WHAT TO PRODUCE: The records that follow should be retyped word for word.

Some records:

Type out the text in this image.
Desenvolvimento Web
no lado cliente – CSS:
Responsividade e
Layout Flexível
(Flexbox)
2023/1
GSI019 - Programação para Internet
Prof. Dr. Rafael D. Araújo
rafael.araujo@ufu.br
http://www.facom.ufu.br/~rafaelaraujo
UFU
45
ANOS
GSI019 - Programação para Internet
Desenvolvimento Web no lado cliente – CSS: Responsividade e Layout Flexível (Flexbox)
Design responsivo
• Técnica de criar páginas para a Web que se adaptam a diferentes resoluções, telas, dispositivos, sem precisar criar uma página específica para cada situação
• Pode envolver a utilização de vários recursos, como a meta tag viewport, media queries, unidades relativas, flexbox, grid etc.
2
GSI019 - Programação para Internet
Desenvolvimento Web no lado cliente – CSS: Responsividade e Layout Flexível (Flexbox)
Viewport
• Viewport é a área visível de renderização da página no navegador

SOLUTION TO THIS TASK:
Type out the text in this image.
Desenvolvimento Web
no lado cliente – CSS:
Responsividade e
Layout Flexível
(Flexbox)
2023/1
GSI019 - Programação para Internet
Prof. Dr. Rafael D. Araújo
rafael.araujo@ufu.br
http://www.facom.ufu.br/~rafaelaraujo
UFU
45
ANOS
GSI019 - Programação para Internet
Desenvolvimento Web no lado cliente – CSS: Responsividade e Layout Flexível (Flexbox)
Design responsivo
• Técnica de criar páginas para a Web que se adaptam a diferentes resoluções, telas, dispositivos, sem precisar criar uma página específica para cada situação
• Pode envolver a utilização de vários recursos, como a meta tag viewport, media queries, unidades relativas, flexbox, grid etc.
2
GSI019 - Programação para Internet
Desenvolvimento Web no lado cliente – CSS: Responsividade e Layout Flexível (Flexbox)
Viewport
• Viewport é a área visível de renderização da página no navegador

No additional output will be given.